__Written problem__:
Check each line of the records below for the string "Gobo", then state how many lines contain it, with no other output.

Collected data entries:
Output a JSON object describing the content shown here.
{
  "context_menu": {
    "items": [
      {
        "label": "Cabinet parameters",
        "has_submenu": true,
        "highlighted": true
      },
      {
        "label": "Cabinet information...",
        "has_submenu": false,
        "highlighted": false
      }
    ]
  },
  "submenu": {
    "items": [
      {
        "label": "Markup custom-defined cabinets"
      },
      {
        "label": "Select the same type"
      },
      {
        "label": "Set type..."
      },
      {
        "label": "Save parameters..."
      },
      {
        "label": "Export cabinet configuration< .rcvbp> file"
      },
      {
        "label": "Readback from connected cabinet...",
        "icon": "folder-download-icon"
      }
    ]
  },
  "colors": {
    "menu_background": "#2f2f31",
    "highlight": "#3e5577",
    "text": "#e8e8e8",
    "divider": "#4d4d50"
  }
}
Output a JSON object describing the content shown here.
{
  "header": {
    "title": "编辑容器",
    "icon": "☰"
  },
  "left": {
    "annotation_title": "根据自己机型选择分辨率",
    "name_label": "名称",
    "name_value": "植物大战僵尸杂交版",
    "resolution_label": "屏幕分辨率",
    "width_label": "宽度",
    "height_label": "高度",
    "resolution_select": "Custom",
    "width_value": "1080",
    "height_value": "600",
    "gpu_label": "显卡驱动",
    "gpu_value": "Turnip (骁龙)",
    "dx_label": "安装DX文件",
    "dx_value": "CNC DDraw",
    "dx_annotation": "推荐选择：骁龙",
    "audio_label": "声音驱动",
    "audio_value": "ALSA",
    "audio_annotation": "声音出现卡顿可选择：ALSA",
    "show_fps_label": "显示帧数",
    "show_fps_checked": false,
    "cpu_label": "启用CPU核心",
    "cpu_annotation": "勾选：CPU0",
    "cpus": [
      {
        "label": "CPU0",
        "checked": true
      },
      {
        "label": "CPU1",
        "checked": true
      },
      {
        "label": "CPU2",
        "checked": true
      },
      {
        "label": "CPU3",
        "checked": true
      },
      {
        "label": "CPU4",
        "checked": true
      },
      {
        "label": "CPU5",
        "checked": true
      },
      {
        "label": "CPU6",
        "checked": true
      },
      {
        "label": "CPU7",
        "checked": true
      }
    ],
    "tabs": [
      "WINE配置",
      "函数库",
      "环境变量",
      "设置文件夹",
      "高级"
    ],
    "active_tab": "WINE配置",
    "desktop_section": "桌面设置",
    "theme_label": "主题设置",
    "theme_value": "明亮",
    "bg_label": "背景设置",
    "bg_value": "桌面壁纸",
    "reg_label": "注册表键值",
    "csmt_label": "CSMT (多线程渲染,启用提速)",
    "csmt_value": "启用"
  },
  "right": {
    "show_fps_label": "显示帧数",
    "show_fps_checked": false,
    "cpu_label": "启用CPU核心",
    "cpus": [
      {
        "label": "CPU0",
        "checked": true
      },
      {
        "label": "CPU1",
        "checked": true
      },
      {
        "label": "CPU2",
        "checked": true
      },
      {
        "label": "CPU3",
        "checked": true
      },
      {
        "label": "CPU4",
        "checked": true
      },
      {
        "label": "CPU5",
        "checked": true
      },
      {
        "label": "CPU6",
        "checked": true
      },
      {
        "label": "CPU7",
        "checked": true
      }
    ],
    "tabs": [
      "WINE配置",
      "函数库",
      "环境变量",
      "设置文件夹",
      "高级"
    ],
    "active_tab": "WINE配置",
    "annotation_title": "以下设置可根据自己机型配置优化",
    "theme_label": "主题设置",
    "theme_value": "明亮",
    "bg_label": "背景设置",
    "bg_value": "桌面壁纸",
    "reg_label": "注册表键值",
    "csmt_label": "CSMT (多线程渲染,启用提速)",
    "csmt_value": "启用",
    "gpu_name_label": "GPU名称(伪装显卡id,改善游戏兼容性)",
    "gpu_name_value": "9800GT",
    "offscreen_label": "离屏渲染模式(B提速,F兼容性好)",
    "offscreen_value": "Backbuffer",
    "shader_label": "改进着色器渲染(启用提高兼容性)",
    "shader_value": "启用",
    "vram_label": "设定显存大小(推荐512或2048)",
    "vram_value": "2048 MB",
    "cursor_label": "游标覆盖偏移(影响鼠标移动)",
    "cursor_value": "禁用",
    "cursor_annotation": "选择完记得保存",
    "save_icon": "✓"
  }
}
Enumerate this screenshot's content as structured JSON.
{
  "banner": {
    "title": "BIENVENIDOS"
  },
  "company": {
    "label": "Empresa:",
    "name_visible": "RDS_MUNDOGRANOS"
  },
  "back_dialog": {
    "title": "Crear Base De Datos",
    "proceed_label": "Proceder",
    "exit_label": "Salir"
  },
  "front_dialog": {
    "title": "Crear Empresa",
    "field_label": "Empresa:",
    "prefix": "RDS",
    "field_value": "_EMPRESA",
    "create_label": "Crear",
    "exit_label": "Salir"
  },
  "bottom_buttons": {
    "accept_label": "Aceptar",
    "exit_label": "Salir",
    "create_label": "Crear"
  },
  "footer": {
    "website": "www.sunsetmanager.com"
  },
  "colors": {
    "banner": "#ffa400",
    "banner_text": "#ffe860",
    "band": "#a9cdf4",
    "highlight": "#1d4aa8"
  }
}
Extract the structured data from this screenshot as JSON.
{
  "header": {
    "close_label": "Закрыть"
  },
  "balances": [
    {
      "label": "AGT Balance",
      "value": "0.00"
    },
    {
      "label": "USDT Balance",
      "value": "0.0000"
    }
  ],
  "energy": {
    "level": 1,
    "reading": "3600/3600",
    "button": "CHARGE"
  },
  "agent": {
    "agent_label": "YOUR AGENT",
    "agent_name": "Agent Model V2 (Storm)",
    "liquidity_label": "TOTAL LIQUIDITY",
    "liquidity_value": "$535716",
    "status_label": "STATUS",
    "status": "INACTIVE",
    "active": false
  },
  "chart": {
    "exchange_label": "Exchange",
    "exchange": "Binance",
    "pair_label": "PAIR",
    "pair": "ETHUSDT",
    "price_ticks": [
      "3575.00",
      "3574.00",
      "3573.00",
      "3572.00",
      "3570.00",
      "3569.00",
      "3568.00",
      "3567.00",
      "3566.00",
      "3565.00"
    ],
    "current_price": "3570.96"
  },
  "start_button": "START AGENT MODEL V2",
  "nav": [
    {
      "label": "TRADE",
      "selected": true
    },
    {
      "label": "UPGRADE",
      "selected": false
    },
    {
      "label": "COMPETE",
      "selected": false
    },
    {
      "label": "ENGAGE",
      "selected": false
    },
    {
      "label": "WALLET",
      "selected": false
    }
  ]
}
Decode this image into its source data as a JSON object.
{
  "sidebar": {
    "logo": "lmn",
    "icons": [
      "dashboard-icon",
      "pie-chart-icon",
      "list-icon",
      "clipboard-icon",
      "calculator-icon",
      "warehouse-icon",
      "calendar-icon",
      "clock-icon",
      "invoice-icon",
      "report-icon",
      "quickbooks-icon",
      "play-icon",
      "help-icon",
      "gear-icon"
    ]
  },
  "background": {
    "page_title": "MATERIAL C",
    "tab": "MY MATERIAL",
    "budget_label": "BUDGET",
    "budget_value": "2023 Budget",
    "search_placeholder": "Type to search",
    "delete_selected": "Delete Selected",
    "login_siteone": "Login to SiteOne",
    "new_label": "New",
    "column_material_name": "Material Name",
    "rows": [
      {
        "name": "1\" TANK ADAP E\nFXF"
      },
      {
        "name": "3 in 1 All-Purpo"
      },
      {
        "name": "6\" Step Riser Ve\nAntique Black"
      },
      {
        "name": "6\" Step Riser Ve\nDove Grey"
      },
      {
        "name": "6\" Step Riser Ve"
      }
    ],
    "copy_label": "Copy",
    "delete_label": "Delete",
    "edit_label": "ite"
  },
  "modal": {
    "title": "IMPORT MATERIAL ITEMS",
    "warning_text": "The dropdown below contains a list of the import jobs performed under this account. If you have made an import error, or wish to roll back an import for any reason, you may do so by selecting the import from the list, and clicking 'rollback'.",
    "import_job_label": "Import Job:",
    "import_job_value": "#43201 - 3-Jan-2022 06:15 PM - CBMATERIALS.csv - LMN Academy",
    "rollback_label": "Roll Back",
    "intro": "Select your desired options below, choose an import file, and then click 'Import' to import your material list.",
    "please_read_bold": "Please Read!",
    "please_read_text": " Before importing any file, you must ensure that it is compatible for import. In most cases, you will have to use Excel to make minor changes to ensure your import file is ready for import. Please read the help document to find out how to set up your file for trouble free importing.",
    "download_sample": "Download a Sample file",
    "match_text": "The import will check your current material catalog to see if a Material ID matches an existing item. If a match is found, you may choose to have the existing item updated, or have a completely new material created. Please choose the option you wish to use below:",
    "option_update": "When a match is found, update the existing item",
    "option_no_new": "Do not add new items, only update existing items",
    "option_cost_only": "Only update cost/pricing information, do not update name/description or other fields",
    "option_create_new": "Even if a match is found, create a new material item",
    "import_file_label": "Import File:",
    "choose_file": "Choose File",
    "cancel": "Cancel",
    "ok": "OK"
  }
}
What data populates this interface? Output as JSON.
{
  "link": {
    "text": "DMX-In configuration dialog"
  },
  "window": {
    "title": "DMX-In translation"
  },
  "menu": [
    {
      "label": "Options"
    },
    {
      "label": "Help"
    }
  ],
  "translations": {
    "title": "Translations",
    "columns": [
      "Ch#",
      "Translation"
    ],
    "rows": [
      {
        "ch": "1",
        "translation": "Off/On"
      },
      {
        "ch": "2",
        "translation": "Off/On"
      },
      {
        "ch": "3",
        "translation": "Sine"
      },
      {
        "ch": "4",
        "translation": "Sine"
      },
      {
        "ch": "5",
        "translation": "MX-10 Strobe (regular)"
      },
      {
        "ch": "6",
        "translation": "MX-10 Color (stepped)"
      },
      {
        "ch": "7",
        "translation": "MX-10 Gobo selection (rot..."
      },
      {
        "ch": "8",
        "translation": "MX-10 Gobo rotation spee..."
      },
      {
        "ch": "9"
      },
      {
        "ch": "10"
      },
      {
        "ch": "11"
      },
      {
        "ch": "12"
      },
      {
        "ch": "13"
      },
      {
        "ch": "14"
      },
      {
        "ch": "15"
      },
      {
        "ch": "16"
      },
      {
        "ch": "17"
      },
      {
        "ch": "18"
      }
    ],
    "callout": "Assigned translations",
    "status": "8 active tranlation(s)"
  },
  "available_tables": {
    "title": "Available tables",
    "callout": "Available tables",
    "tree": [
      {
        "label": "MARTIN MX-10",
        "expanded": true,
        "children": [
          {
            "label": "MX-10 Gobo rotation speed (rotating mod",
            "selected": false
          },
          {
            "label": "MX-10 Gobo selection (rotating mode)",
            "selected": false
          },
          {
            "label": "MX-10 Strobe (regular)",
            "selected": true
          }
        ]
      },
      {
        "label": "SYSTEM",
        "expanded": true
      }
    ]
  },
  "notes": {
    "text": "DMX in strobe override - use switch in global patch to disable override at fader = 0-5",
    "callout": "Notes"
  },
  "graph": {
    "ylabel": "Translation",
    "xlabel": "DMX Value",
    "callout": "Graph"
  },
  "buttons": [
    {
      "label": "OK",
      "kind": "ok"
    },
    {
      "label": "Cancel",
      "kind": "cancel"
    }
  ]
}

__Exercise output__:
4